Your task is to copy the material exactly.

A run of records:
= = = = =

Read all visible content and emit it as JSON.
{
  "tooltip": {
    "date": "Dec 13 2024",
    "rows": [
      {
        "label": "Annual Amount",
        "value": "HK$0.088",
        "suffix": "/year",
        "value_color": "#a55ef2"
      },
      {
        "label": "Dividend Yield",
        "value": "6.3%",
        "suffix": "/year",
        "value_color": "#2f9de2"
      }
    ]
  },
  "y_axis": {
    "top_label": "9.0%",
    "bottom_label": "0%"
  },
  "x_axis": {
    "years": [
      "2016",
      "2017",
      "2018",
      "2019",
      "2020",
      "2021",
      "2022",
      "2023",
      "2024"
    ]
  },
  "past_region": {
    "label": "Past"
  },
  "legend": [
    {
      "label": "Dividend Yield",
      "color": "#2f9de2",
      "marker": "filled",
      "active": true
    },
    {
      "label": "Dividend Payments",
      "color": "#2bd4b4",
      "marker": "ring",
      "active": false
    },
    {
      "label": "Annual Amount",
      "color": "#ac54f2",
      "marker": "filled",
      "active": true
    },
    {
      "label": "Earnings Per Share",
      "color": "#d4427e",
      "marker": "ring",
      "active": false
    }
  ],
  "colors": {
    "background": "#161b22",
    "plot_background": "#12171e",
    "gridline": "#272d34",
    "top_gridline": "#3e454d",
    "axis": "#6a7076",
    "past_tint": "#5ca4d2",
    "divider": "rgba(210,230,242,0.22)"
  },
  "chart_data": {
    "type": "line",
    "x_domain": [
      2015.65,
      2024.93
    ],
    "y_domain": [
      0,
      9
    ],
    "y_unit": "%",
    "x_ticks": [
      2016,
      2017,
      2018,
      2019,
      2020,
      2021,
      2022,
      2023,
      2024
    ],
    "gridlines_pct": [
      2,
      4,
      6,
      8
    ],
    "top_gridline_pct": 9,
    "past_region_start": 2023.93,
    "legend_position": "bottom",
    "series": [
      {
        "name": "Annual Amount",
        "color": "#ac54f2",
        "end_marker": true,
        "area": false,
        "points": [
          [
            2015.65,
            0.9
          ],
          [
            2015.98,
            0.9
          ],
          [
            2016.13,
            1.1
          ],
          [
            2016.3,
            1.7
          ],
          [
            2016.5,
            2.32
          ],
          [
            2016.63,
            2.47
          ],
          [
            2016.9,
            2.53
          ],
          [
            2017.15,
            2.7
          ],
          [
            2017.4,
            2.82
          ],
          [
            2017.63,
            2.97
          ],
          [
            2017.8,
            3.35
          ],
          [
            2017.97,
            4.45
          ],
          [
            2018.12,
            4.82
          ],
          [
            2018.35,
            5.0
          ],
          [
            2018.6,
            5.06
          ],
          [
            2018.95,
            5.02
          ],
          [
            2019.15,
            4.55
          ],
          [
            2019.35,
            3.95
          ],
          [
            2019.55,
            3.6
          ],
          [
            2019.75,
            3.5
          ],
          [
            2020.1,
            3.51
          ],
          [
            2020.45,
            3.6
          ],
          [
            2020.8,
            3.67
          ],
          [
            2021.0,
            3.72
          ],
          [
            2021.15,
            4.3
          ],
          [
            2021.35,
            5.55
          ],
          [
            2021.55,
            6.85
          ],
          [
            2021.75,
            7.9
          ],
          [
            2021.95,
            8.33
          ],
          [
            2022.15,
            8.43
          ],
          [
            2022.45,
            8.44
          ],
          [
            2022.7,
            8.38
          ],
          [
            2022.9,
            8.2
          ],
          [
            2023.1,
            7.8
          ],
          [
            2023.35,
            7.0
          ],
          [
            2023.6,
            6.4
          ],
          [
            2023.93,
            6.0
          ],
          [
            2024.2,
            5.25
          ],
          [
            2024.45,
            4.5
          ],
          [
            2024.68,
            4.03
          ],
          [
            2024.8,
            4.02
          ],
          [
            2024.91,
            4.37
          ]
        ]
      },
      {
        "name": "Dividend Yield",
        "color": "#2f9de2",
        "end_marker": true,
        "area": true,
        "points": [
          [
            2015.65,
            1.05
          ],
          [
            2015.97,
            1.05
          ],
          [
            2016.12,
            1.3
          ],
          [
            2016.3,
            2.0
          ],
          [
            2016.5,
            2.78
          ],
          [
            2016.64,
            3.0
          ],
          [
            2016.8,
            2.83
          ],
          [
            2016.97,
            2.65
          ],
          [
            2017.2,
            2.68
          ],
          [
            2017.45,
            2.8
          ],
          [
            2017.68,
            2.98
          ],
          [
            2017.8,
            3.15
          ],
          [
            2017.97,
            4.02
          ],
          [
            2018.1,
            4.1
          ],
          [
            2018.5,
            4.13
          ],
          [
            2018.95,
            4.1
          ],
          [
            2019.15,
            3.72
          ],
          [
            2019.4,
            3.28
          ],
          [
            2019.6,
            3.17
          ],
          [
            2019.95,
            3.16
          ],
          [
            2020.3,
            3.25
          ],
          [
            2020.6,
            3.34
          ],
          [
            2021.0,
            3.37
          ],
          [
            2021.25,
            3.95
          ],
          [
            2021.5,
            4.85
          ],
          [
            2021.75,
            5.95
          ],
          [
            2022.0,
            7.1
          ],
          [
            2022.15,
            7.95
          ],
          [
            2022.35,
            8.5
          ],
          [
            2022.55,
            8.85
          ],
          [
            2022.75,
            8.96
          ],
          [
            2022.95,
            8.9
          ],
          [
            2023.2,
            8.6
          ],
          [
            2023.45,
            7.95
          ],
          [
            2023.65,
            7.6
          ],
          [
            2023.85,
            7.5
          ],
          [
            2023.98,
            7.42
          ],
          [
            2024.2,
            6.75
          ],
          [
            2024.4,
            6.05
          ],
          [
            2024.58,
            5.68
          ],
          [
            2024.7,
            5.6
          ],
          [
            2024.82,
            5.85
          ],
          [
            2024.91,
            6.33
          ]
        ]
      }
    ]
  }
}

= = = = =

→ Solution to this problem:
Read all visible content and emit it as JSON.
{
  "tooltip": {
    "date": "Dec 13 2024",
    "rows": [
      {
        "label": "Annual Amount",
        "value": "HK$0.088",
        "suffix": "/year",
        "value_color": "#a55ef2"
      },
      {
        "label": "Dividend Yield",
        "value": "6.3%",
        "suffix": "/year",
        "value_color": "#2f9de2"
      }
    ]
  },
  "y_axis": {
    "top_label": "9.0%",
    "bottom_label": "0%"
  },
  "x_axis": {
    "years": [
      "2016",
      "2017",
      "2018",
      "2019",
      "2020",
      "2021",
      "2022",
      "2023",
      "2024"
    ]
  },
  "past_region": {
    "label": "Past"
  },
  "legend": [
    {
      "label": "Dividend Yield",
      "color": "#2f9de2",
      "marker": "filled",
      "active": true
    },
    {
      "label": "Dividend Payments",
      "color": "#2bd4b4",
      "marker": "ring",
      "active": false
    },
    {
      "label": "Annual Amount",
      "color": "#ac54f2",
      "marker": "filled",
      "active": true
    },
    {
      "label": "Earnings Per Share",
      "color": "#d4427e",
      "marker": "ring",
      "active": false
    }
  ],
  "colors": {
    "background": "#161b22",
    "plot_background": "#12171e",
    "gridline": "#272d34",
    "top_gridline": "#3e454d",
    "axis": "#6a7076",
    "past_tint": "#5ca4d2",
    "divider": "rgba(210,230,242,0.22)"
  },
  "chart_data": {
    "type": "line",
    "x_domain": [
      2015.65,
      2024.93
    ],
    "y_domain": [
      0,
      9
    ],
    "y_unit": "%",
    "x_ticks": [
      2016,
      2017,
      2018,
      2019,
      2020,
      2021,
      2022,
      2023,
      2024
    ],
    "gridlines_pct": [
      2,
      4,
      6,
      8
    ],
    "top_gridline_pct": 9,
    "past_region_start": 2023.93,
    "legend_position": "bottom",
    "series": [
      {
        "name": "Annual Amount",
        "color": "#ac54f2",
        "end_marker": true,
        "area": false,
        "points": [
          [
            2015.65,
            0.9
          ],
          [
            2015.98,
            0.9
          ],
          [
            2016.13,
            1.1
          ],
          [
            2016.3,
            1.7
          ],
          [
            2016.5,
            2.32
          ],
          [
            2016.63,
            2.47
          ],
          [
            2016.9,
            2.53
          ],
          [
            2017.15,
            2.7
          ],
          [
            2017.4,
            2.82
          ],
          [
            2017.63,
            2.97
          ],
          [
            2017.8,
            3.35
          ],
          [
            2017.97,
            4.45
          ],
          [
            2018.12,
            4.82
          ],
          [
            2018.35,
            5.0
          ],
          [
            2018.6,
            5.06
          ],
          [
            2018.95,
            5.02
          ],
          [
            2019.15,
            4.55
          ],
          [
            2019.35,
            3.95
          ],
          [
            2019.55,
            3.6
          ],
          [
            2019.75,
            3.5
          ],
          [
            2020.1,
            3.51
          ],
          [
            2020.45,
            3.6
          ],
          [
            2020.8,
            3.67
          ],
          [
            2021.0,
            3.72
          ],
          [
            2021.15,
            4.3
          ],
          [
            2021.35,
            5.55
          ],
          [
            2021.55,
            6.85
          ],
          [
            2021.75,
            7.9
          ],
          [
            2021.95,
            8.33
          ],
          [
            2022.15,
            8.43
          ],
          [
            2022.45,
            8.44
          ],
          [
            2022.7,
            8.38
          ],
          [
            2022.9,
            8.2
          ],
          [
            2023.1,
            7.8
          ],
          [
            2023.35,
            7.0
          ],
          [
            2023.6,
            6.4
          ],
          [
            2023.93,
            6.0
          ],
          [
            2024.2,
            5.25
          ],
          [
            2024.45,
            4.5
          ],
          [
            2024.68,
            4.03
          ],
          [
            2024.8,
            4.02
          ],
          [
            2024.91,
            4.37
          ]
        ]
      },
      {
        "name": "Dividend Yield",
        "color": "#2f9de2",
        "end_marker": true,
        "area": true,
        "points": [
          [
            2015.65,
            1.05
          ],
          [
            2015.97,
            1.05
          ],
          [
            2016.12,
            1.3
          ],
          [
            2016.3,
            2.0
          ],
          [
            2016.5,
            2.78
          ],
          [
            2016.64,
            3.0
          ],
          [
            2016.8,
            2.83
          ],
          [
            2016.97,
            2.65
          ],
          [
            2017.2,
            2.68
          ],
          [
            2017.45,
            2.8
          ],
          [
            2017.68,
            2.98
          ],
          [
            2017.8,
            3.15
          ],
          [
            2017.97,
            4.02
          ],
          [
            2018.1,
            4.1
          ],
          [
            2018.5,
            4.13
          ],
          [
            2018.95,
            4.1
          ],
          [
            2019.15,
            3.72
          ],
          [
            2019.4,
            3.28
          ],
          [
            2019.6,
            3.17
          ],
          [
            2019.95,
            3.16
          ],
          [
            2020.3,
            3.25
          ],
          [
            2020.6,
            3.34
          ],
          [
            2021.0,
            3.37
          ],
          [
            2021.25,
            3.95
          ],
          [
            2021.5,
            4.85
          ],
          [
            2021.75,
            5.95
          ],
          [
            2022.0,
            7.1
          ],
          [
            2022.15,
            7.95
          ],
          [
            2022.35,
            8.5
          ],
          [
            2022.55,
            8.85
          ],
          [
            2022.75,
            8.96
          ],
          [
            2022.95,
            8.9
          ],
          [
            2023.2,
            8.6
          ],
          [
            2023.45,
            7.95
          ],
          [
            2023.65,
            7.6
          ],
          [
            2023.85,
            7.5
          ],
          [
            2023.98,
            7.42
          ],
          [
            2024.2,
            6.75
          ],
          [
            2024.4,
            6.05
          ],
          [
            2024.58,
            5.68
          ],
          [
            2024.7,
            5.6
          ],
          [
            2024.82,
            5.85
          ],
          [
            2024.91,
            6.33
          ]
        ]
      }
    ]
  }
}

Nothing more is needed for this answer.